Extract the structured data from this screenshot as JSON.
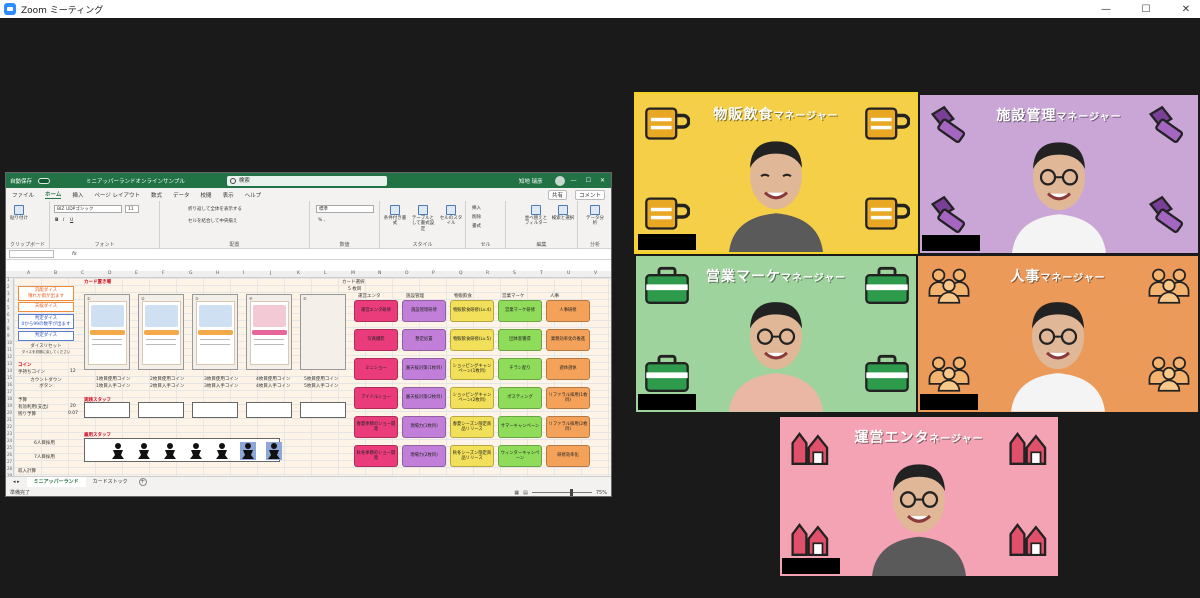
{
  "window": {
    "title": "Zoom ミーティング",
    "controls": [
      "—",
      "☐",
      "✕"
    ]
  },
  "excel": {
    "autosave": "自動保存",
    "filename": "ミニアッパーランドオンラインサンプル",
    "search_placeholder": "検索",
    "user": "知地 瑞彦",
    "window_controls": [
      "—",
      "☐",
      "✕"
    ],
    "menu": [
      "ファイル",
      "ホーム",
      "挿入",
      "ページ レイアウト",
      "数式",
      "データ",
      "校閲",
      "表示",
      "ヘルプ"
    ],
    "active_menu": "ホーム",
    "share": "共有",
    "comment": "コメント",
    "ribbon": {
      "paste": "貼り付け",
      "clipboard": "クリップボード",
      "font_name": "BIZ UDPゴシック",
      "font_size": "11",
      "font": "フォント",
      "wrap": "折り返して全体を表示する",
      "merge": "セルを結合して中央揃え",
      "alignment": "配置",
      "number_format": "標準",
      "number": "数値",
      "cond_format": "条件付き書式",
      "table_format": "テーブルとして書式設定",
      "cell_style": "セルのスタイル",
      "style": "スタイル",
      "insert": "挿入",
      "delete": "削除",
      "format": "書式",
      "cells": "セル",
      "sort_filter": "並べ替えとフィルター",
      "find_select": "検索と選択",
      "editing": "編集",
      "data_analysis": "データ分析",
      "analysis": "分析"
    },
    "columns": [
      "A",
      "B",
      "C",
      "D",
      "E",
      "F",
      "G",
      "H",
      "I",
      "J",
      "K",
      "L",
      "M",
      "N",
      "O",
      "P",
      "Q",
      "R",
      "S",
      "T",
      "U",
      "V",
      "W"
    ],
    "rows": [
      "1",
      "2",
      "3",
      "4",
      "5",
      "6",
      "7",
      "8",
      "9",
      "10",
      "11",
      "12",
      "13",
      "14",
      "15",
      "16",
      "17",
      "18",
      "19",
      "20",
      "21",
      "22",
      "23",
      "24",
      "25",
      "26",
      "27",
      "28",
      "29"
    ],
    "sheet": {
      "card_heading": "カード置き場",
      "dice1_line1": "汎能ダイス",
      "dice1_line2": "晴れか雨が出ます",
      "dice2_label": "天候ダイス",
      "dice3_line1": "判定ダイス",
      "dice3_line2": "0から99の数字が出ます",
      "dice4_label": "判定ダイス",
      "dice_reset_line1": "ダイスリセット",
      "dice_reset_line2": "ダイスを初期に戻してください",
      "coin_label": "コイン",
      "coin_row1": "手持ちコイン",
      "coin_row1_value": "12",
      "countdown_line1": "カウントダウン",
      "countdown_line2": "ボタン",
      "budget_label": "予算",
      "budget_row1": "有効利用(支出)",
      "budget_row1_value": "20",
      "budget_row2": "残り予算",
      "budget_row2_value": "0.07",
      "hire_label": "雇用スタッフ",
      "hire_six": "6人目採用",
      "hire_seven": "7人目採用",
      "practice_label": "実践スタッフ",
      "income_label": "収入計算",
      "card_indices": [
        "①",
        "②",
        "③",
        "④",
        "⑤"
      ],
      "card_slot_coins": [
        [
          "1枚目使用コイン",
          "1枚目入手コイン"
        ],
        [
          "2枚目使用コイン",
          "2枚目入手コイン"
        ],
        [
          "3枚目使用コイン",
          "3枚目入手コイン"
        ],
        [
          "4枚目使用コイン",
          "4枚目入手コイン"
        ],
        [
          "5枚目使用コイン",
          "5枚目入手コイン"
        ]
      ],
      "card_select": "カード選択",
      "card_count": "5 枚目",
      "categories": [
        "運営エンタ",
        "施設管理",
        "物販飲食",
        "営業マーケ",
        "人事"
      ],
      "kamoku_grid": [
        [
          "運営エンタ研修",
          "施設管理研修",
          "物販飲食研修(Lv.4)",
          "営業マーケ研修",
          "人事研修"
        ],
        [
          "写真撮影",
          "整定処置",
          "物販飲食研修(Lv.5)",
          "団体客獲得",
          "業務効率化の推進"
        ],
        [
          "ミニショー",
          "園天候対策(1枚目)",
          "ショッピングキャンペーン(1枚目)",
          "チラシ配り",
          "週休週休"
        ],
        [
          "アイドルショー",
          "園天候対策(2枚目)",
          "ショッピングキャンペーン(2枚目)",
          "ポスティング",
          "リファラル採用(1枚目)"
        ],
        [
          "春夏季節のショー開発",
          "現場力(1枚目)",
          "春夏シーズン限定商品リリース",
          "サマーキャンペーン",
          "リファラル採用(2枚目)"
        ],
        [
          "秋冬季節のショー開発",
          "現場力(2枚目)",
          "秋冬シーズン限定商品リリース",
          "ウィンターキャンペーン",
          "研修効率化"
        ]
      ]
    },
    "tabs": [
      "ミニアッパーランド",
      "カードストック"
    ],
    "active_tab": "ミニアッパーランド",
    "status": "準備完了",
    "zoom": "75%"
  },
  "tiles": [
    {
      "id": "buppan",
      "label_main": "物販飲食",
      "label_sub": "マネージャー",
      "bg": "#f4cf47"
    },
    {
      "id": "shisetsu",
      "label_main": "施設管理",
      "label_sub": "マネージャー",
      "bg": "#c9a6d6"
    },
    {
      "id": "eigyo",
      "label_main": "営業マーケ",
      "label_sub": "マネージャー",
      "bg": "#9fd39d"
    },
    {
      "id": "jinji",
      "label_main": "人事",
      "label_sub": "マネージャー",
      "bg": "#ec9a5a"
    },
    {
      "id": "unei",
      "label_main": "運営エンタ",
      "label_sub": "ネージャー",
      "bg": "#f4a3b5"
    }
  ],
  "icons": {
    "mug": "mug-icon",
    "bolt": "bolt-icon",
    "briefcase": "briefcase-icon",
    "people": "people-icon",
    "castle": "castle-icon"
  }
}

---

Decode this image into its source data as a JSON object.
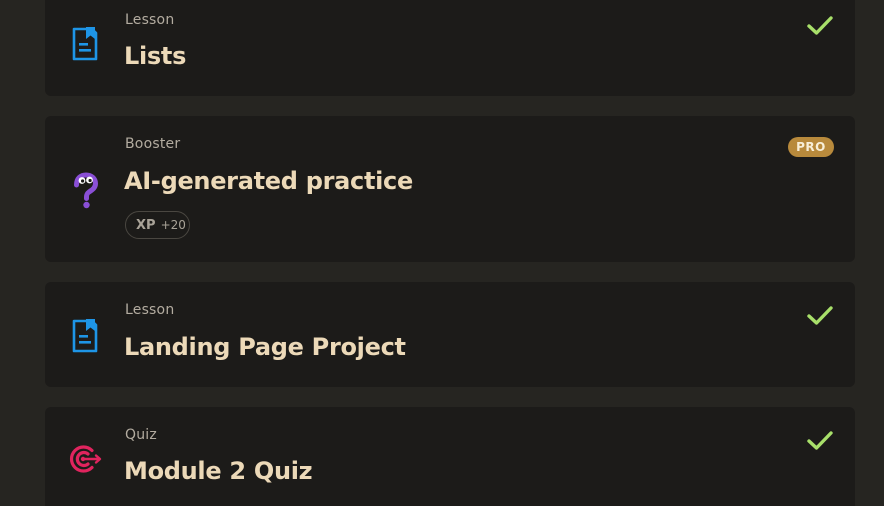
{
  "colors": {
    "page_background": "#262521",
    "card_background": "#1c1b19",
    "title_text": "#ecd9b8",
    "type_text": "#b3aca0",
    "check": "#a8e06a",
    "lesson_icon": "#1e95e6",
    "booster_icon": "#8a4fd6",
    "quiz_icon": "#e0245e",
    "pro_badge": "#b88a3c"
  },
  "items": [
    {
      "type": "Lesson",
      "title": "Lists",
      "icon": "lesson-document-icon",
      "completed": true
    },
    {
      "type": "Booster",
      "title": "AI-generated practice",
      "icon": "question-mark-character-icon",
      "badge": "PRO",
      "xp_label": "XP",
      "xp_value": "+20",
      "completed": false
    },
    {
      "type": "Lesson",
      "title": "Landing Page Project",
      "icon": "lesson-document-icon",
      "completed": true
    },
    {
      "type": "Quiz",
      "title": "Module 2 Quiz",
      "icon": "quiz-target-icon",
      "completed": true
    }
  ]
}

## The task
Extract all lines from the material above that include the word "JSON".

## Exercise response
Extract the structured data from this screenshot as JSON.
Decode this image into its source data as a JSON object.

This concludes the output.